#### [Short problem]
Leave out the pictures and repeat the data exactly.

.....

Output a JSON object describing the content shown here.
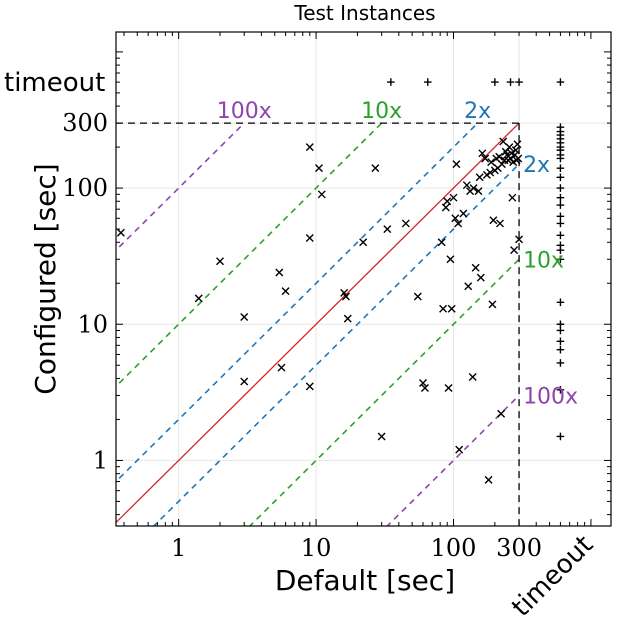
{
  "chart_data": {
    "type": "scatter",
    "title": "Test Instances",
    "xlabel": "Default [sec]",
    "ylabel": "Configured [sec]",
    "x_scale": "log",
    "y_scale": "log",
    "xlim": [
      0.35,
      1400
    ],
    "ylim": [
      0.33,
      1400
    ],
    "x_ticks": [
      {
        "value": 1,
        "label": "1"
      },
      {
        "value": 10,
        "label": "10"
      },
      {
        "value": 100,
        "label": "100"
      },
      {
        "value": 300,
        "label": "300"
      }
    ],
    "y_ticks": [
      {
        "value": 1,
        "label": "1"
      },
      {
        "value": 10,
        "label": "10"
      },
      {
        "value": 100,
        "label": "100"
      },
      {
        "value": 300,
        "label": "300"
      }
    ],
    "timeout_label": "timeout",
    "timeout_position": 600,
    "cutoff": 300,
    "grid": true,
    "colors": {
      "diag": "#d62728",
      "x2": "#1f77b4",
      "x10": "#2ca02c",
      "x100": "#8e44ad"
    },
    "guide_labels": [
      {
        "factor": 100,
        "side": "upper",
        "label": "100x",
        "color_key": "x100"
      },
      {
        "factor": 10,
        "side": "upper",
        "label": "10x",
        "color_key": "x10"
      },
      {
        "factor": 2,
        "side": "upper",
        "label": "2x",
        "color_key": "x2"
      },
      {
        "factor": 2,
        "side": "lower",
        "label": "2x",
        "color_key": "x2"
      },
      {
        "factor": 10,
        "side": "lower",
        "label": "10x",
        "color_key": "x10"
      },
      {
        "factor": 100,
        "side": "lower",
        "label": "100x",
        "color_key": "x100"
      }
    ],
    "series": [
      {
        "marker": "x",
        "points": [
          [
            0.38,
            47
          ],
          [
            1.4,
            15.5
          ],
          [
            2.0,
            29
          ],
          [
            3.0,
            11.3
          ],
          [
            3.0,
            3.8
          ],
          [
            5.4,
            24
          ],
          [
            5.6,
            4.8
          ],
          [
            6.0,
            17.5
          ],
          [
            9.0,
            200
          ],
          [
            9.0,
            43
          ],
          [
            9.0,
            3.5
          ],
          [
            10.5,
            140
          ],
          [
            11,
            90
          ],
          [
            16,
            17
          ],
          [
            16.5,
            16
          ],
          [
            17,
            11
          ],
          [
            22,
            40
          ],
          [
            27,
            140
          ],
          [
            30,
            1.5
          ],
          [
            33,
            50
          ],
          [
            45,
            55
          ],
          [
            55,
            16
          ],
          [
            60,
            3.7
          ],
          [
            62,
            3.4
          ],
          [
            82,
            40
          ],
          [
            84,
            13
          ],
          [
            88,
            72
          ],
          [
            90,
            80
          ],
          [
            92,
            3.4
          ],
          [
            95,
            30
          ],
          [
            97,
            13
          ],
          [
            100,
            85
          ],
          [
            103,
            60
          ],
          [
            105,
            150
          ],
          [
            108,
            55
          ],
          [
            110,
            1.2
          ],
          [
            118,
            65
          ],
          [
            125,
            105
          ],
          [
            128,
            19
          ],
          [
            132,
            95
          ],
          [
            138,
            4.1
          ],
          [
            140,
            100
          ],
          [
            145,
            26
          ],
          [
            152,
            95
          ],
          [
            155,
            120
          ],
          [
            158,
            22
          ],
          [
            162,
            180
          ],
          [
            170,
            165
          ],
          [
            175,
            125
          ],
          [
            180,
            0.72
          ],
          [
            185,
            130
          ],
          [
            188,
            155
          ],
          [
            192,
            14
          ],
          [
            195,
            58
          ],
          [
            200,
            135
          ],
          [
            205,
            165
          ],
          [
            210,
            140
          ],
          [
            215,
            170
          ],
          [
            218,
            55
          ],
          [
            222,
            2.2
          ],
          [
            225,
            150
          ],
          [
            230,
            220
          ],
          [
            235,
            160
          ],
          [
            240,
            185
          ],
          [
            245,
            175
          ],
          [
            250,
            160
          ],
          [
            255,
            200
          ],
          [
            260,
            165
          ],
          [
            264,
            180
          ],
          [
            268,
            85
          ],
          [
            272,
            155
          ],
          [
            276,
            35
          ],
          [
            280,
            175
          ],
          [
            284,
            190
          ],
          [
            288,
            160
          ],
          [
            292,
            210
          ],
          [
            296,
            165
          ],
          [
            300,
            42
          ]
        ]
      },
      {
        "marker": "+",
        "points": [
          [
            35,
            600
          ],
          [
            65,
            600
          ],
          [
            200,
            600
          ],
          [
            260,
            600
          ],
          [
            300,
            600
          ],
          [
            600,
            600
          ],
          [
            600,
            280
          ],
          [
            600,
            260
          ],
          [
            600,
            245
          ],
          [
            600,
            230
          ],
          [
            600,
            215
          ],
          [
            600,
            200
          ],
          [
            600,
            190
          ],
          [
            600,
            175
          ],
          [
            600,
            165
          ],
          [
            600,
            140
          ],
          [
            600,
            120
          ],
          [
            600,
            100
          ],
          [
            600,
            85
          ],
          [
            600,
            75
          ],
          [
            600,
            62
          ],
          [
            600,
            55
          ],
          [
            600,
            45
          ],
          [
            600,
            38
          ],
          [
            600,
            35
          ],
          [
            600,
            30
          ],
          [
            600,
            14.5
          ],
          [
            600,
            10
          ],
          [
            600,
            9
          ],
          [
            600,
            7.5
          ],
          [
            600,
            6.5
          ],
          [
            600,
            5.2
          ],
          [
            600,
            3.3
          ],
          [
            600,
            1.5
          ]
        ]
      }
    ]
  }
}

.....

#### [Expected answer]
Output a JSON object describing the content shown here.
{
  "chart_data": {
    "type": "scatter",
    "title": "Test Instances",
    "xlabel": "Default [sec]",
    "ylabel": "Configured [sec]",
    "x_scale": "log",
    "y_scale": "log",
    "xlim": [
      0.35,
      1400
    ],
    "ylim": [
      0.33,
      1400
    ],
    "x_ticks": [
      {
        "value": 1,
        "label": "1"
      },
      {
        "value": 10,
        "label": "10"
      },
      {
        "value": 100,
        "label": "100"
      },
      {
        "value": 300,
        "label": "300"
      }
    ],
    "y_ticks": [
      {
        "value": 1,
        "label": "1"
      },
      {
        "value": 10,
        "label": "10"
      },
      {
        "value": 100,
        "label": "100"
      },
      {
        "value": 300,
        "label": "300"
      }
    ],
    "timeout_label": "timeout",
    "timeout_position": 600,
    "cutoff": 300,
    "grid": true,
    "colors": {
      "diag": "#d62728",
      "x2": "#1f77b4",
      "x10": "#2ca02c",
      "x100": "#8e44ad"
    },
    "guide_labels": [
      {
        "factor": 100,
        "side": "upper",
        "label": "100x",
        "color_key": "x100"
      },
      {
        "factor": 10,
        "side": "upper",
        "label": "10x",
        "color_key": "x10"
      },
      {
        "factor": 2,
        "side": "upper",
        "label": "2x",
        "color_key": "x2"
      },
      {
        "factor": 2,
        "side": "lower",
        "label": "2x",
        "color_key": "x2"
      },
      {
        "factor": 10,
        "side": "lower",
        "label": "10x",
        "color_key": "x10"
      },
      {
        "factor": 100,
        "side": "lower",
        "label": "100x",
        "color_key": "x100"
      }
    ],
    "series": [
      {
        "marker": "x",
        "points": [
          [
            0.38,
            47
          ],
          [
            1.4,
            15.5
          ],
          [
            2.0,
            29
          ],
          [
            3.0,
            11.3
          ],
          [
            3.0,
            3.8
          ],
          [
            5.4,
            24
          ],
          [
            5.6,
            4.8
          ],
          [
            6.0,
            17.5
          ],
          [
            9.0,
            200
          ],
          [
            9.0,
            43
          ],
          [
            9.0,
            3.5
          ],
          [
            10.5,
            140
          ],
          [
            11,
            90
          ],
          [
            16,
            17
          ],
          [
            16.5,
            16
          ],
          [
            17,
            11
          ],
          [
            22,
            40
          ],
          [
            27,
            140
          ],
          [
            30,
            1.5
          ],
          [
            33,
            50
          ],
          [
            45,
            55
          ],
          [
            55,
            16
          ],
          [
            60,
            3.7
          ],
          [
            62,
            3.4
          ],
          [
            82,
            40
          ],
          [
            84,
            13
          ],
          [
            88,
            72
          ],
          [
            90,
            80
          ],
          [
            92,
            3.4
          ],
          [
            95,
            30
          ],
          [
            97,
            13
          ],
          [
            100,
            85
          ],
          [
            103,
            60
          ],
          [
            105,
            150
          ],
          [
            108,
            55
          ],
          [
            110,
            1.2
          ],
          [
            118,
            65
          ],
          [
            125,
            105
          ],
          [
            128,
            19
          ],
          [
            132,
            95
          ],
          [
            138,
            4.1
          ],
          [
            140,
            100
          ],
          [
            145,
            26
          ],
          [
            152,
            95
          ],
          [
            155,
            120
          ],
          [
            158,
            22
          ],
          [
            162,
            180
          ],
          [
            170,
            165
          ],
          [
            175,
            125
          ],
          [
            180,
            0.72
          ],
          [
            185,
            130
          ],
          [
            188,
            155
          ],
          [
            192,
            14
          ],
          [
            195,
            58
          ],
          [
            200,
            135
          ],
          [
            205,
            165
          ],
          [
            210,
            140
          ],
          [
            215,
            170
          ],
          [
            218,
            55
          ],
          [
            222,
            2.2
          ],
          [
            225,
            150
          ],
          [
            230,
            220
          ],
          [
            235,
            160
          ],
          [
            240,
            185
          ],
          [
            245,
            175
          ],
          [
            250,
            160
          ],
          [
            255,
            200
          ],
          [
            260,
            165
          ],
          [
            264,
            180
          ],
          [
            268,
            85
          ],
          [
            272,
            155
          ],
          [
            276,
            35
          ],
          [
            280,
            175
          ],
          [
            284,
            190
          ],
          [
            288,
            160
          ],
          [
            292,
            210
          ],
          [
            296,
            165
          ],
          [
            300,
            42
          ]
        ]
      },
      {
        "marker": "+",
        "points": [
          [
            35,
            600
          ],
          [
            65,
            600
          ],
          [
            200,
            600
          ],
          [
            260,
            600
          ],
          [
            300,
            600
          ],
          [
            600,
            600
          ],
          [
            600,
            280
          ],
          [
            600,
            260
          ],
          [
            600,
            245
          ],
          [
            600,
            230
          ],
          [
            600,
            215
          ],
          [
            600,
            200
          ],
          [
            600,
            190
          ],
          [
            600,
            175
          ],
          [
            600,
            165
          ],
          [
            600,
            140
          ],
          [
            600,
            120
          ],
          [
            600,
            100
          ],
          [
            600,
            85
          ],
          [
            600,
            75
          ],
          [
            600,
            62
          ],
          [
            600,
            55
          ],
          [
            600,
            45
          ],
          [
            600,
            38
          ],
          [
            600,
            35
          ],
          [
            600,
            30
          ],
          [
            600,
            14.5
          ],
          [
            600,
            10
          ],
          [
            600,
            9
          ],
          [
            600,
            7.5
          ],
          [
            600,
            6.5
          ],
          [
            600,
            5.2
          ],
          [
            600,
            3.3
          ],
          [
            600,
            1.5
          ]
        ]
      }
    ]
  }
}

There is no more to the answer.